WHAT IS ASKED: Make an exact copy of the data below, leaving out every picture.

GIVEN ENTRIES:
-- START --

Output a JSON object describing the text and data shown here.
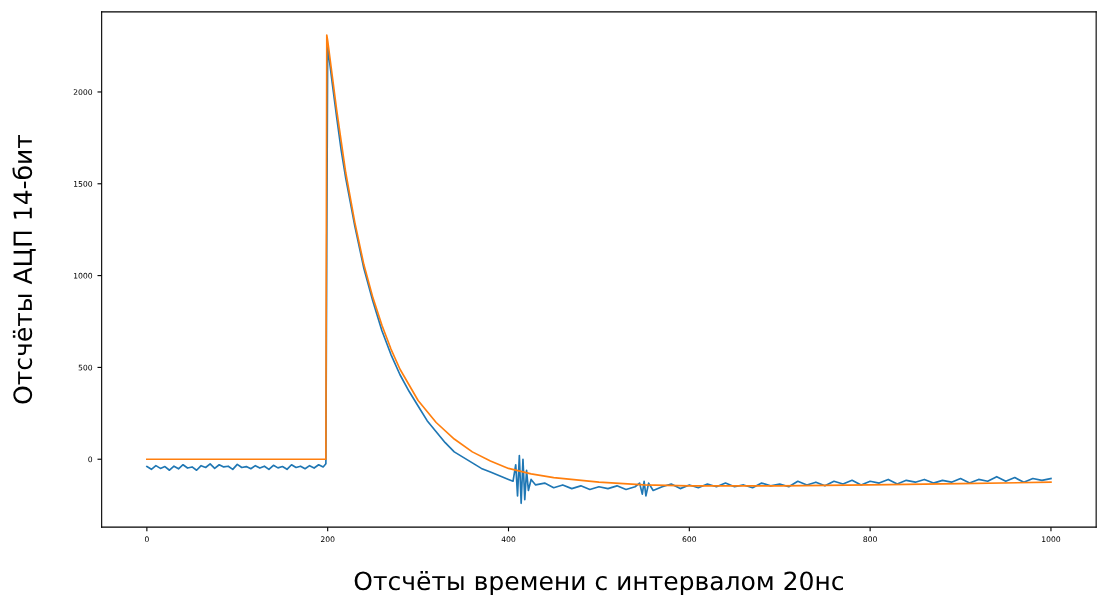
{
  "chart_data": {
    "type": "line",
    "xlabel": "Отсчёты времени с интервалом 20нс",
    "ylabel": "Отсчёты АЦП 14-бит",
    "xlim": [
      -50,
      1050
    ],
    "ylim": [
      -370,
      2436
    ],
    "xticks": [
      0,
      200,
      400,
      600,
      800,
      1000
    ],
    "yticks": [
      0,
      500,
      1000,
      1500,
      2000
    ],
    "grid": false,
    "legend": false,
    "series": [
      {
        "color": "#1f77b4",
        "x": [
          0,
          5,
          10,
          15,
          20,
          25,
          30,
          35,
          40,
          45,
          50,
          55,
          60,
          65,
          70,
          75,
          80,
          85,
          90,
          95,
          100,
          105,
          110,
          115,
          120,
          125,
          130,
          135,
          140,
          145,
          150,
          155,
          160,
          165,
          170,
          175,
          180,
          185,
          190,
          195,
          198,
          199,
          200,
          205,
          210,
          215,
          220,
          225,
          230,
          240,
          250,
          260,
          270,
          280,
          290,
          300,
          310,
          320,
          330,
          340,
          350,
          360,
          370,
          380,
          390,
          400,
          405,
          408,
          410,
          412,
          414,
          416,
          418,
          420,
          422,
          425,
          430,
          440,
          450,
          460,
          470,
          480,
          490,
          500,
          510,
          520,
          530,
          540,
          545,
          548,
          550,
          552,
          555,
          560,
          570,
          580,
          590,
          600,
          610,
          620,
          630,
          640,
          650,
          660,
          670,
          680,
          690,
          700,
          710,
          720,
          730,
          740,
          750,
          760,
          770,
          780,
          790,
          800,
          810,
          820,
          830,
          840,
          850,
          860,
          870,
          880,
          890,
          900,
          910,
          920,
          930,
          940,
          950,
          960,
          970,
          980,
          990,
          1000
        ],
        "values": [
          -40,
          -55,
          -35,
          -50,
          -40,
          -60,
          -38,
          -52,
          -30,
          -48,
          -42,
          -60,
          -35,
          -45,
          -25,
          -50,
          -30,
          -42,
          -38,
          -55,
          -28,
          -45,
          -40,
          -52,
          -35,
          -48,
          -38,
          -55,
          -33,
          -47,
          -40,
          -55,
          -30,
          -45,
          -38,
          -52,
          -35,
          -48,
          -30,
          -42,
          -25,
          1200,
          2250,
          2050,
          1860,
          1680,
          1530,
          1400,
          1270,
          1040,
          860,
          700,
          570,
          460,
          370,
          290,
          210,
          150,
          90,
          40,
          10,
          -20,
          -50,
          -70,
          -90,
          -110,
          -120,
          -30,
          -200,
          20,
          -240,
          0,
          -220,
          -60,
          -170,
          -110,
          -140,
          -130,
          -155,
          -140,
          -160,
          -145,
          -165,
          -150,
          -160,
          -145,
          -165,
          -150,
          -130,
          -190,
          -120,
          -200,
          -130,
          -170,
          -150,
          -135,
          -160,
          -140,
          -155,
          -135,
          -150,
          -130,
          -150,
          -140,
          -155,
          -130,
          -145,
          -135,
          -150,
          -120,
          -140,
          -125,
          -145,
          -120,
          -135,
          -115,
          -140,
          -120,
          -130,
          -110,
          -135,
          -115,
          -125,
          -110,
          -130,
          -115,
          -125,
          -105,
          -130,
          -110,
          -120,
          -95,
          -120,
          -100,
          -125,
          -105,
          -115,
          -105
        ]
      },
      {
        "color": "#ff7f0e",
        "x": [
          0,
          198,
          199,
          200,
          210,
          220,
          230,
          240,
          250,
          260,
          270,
          280,
          300,
          320,
          340,
          360,
          380,
          400,
          425,
          450,
          500,
          550,
          600,
          700,
          800,
          900,
          1000
        ],
        "values": [
          0,
          0,
          2310,
          2280,
          1900,
          1560,
          1290,
          1060,
          880,
          730,
          600,
          490,
          320,
          200,
          110,
          40,
          -10,
          -50,
          -80,
          -100,
          -125,
          -140,
          -145,
          -145,
          -140,
          -133,
          -125
        ]
      }
    ]
  }
}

-- END --

RESPONSE:
Output a JSON object describing the text and data shown here.
{
  "chart_data": {
    "type": "line",
    "xlabel": "Отсчёты времени с интервалом 20нс",
    "ylabel": "Отсчёты АЦП 14-бит",
    "xlim": [
      -50,
      1050
    ],
    "ylim": [
      -370,
      2436
    ],
    "xticks": [
      0,
      200,
      400,
      600,
      800,
      1000
    ],
    "yticks": [
      0,
      500,
      1000,
      1500,
      2000
    ],
    "grid": false,
    "legend": false,
    "series": [
      {
        "color": "#1f77b4",
        "x": [
          0,
          5,
          10,
          15,
          20,
          25,
          30,
          35,
          40,
          45,
          50,
          55,
          60,
          65,
          70,
          75,
          80,
          85,
          90,
          95,
          100,
          105,
          110,
          115,
          120,
          125,
          130,
          135,
          140,
          145,
          150,
          155,
          160,
          165,
          170,
          175,
          180,
          185,
          190,
          195,
          198,
          199,
          200,
          205,
          210,
          215,
          220,
          225,
          230,
          240,
          250,
          260,
          270,
          280,
          290,
          300,
          310,
          320,
          330,
          340,
          350,
          360,
          370,
          380,
          390,
          400,
          405,
          408,
          410,
          412,
          414,
          416,
          418,
          420,
          422,
          425,
          430,
          440,
          450,
          460,
          470,
          480,
          490,
          500,
          510,
          520,
          530,
          540,
          545,
          548,
          550,
          552,
          555,
          560,
          570,
          580,
          590,
          600,
          610,
          620,
          630,
          640,
          650,
          660,
          670,
          680,
          690,
          700,
          710,
          720,
          730,
          740,
          750,
          760,
          770,
          780,
          790,
          800,
          810,
          820,
          830,
          840,
          850,
          860,
          870,
          880,
          890,
          900,
          910,
          920,
          930,
          940,
          950,
          960,
          970,
          980,
          990,
          1000
        ],
        "values": [
          -40,
          -55,
          -35,
          -50,
          -40,
          -60,
          -38,
          -52,
          -30,
          -48,
          -42,
          -60,
          -35,
          -45,
          -25,
          -50,
          -30,
          -42,
          -38,
          -55,
          -28,
          -45,
          -40,
          -52,
          -35,
          -48,
          -38,
          -55,
          -33,
          -47,
          -40,
          -55,
          -30,
          -45,
          -38,
          -52,
          -35,
          -48,
          -30,
          -42,
          -25,
          1200,
          2250,
          2050,
          1860,
          1680,
          1530,
          1400,
          1270,
          1040,
          860,
          700,
          570,
          460,
          370,
          290,
          210,
          150,
          90,
          40,
          10,
          -20,
          -50,
          -70,
          -90,
          -110,
          -120,
          -30,
          -200,
          20,
          -240,
          0,
          -220,
          -60,
          -170,
          -110,
          -140,
          -130,
          -155,
          -140,
          -160,
          -145,
          -165,
          -150,
          -160,
          -145,
          -165,
          -150,
          -130,
          -190,
          -120,
          -200,
          -130,
          -170,
          -150,
          -135,
          -160,
          -140,
          -155,
          -135,
          -150,
          -130,
          -150,
          -140,
          -155,
          -130,
          -145,
          -135,
          -150,
          -120,
          -140,
          -125,
          -145,
          -120,
          -135,
          -115,
          -140,
          -120,
          -130,
          -110,
          -135,
          -115,
          -125,
          -110,
          -130,
          -115,
          -125,
          -105,
          -130,
          -110,
          -120,
          -95,
          -120,
          -100,
          -125,
          -105,
          -115,
          -105
        ]
      },
      {
        "color": "#ff7f0e",
        "x": [
          0,
          198,
          199,
          200,
          210,
          220,
          230,
          240,
          250,
          260,
          270,
          280,
          300,
          320,
          340,
          360,
          380,
          400,
          425,
          450,
          500,
          550,
          600,
          700,
          800,
          900,
          1000
        ],
        "values": [
          0,
          0,
          2310,
          2280,
          1900,
          1560,
          1290,
          1060,
          880,
          730,
          600,
          490,
          320,
          200,
          110,
          40,
          -10,
          -50,
          -80,
          -100,
          -125,
          -140,
          -145,
          -145,
          -140,
          -133,
          -125
        ]
      }
    ]
  }
}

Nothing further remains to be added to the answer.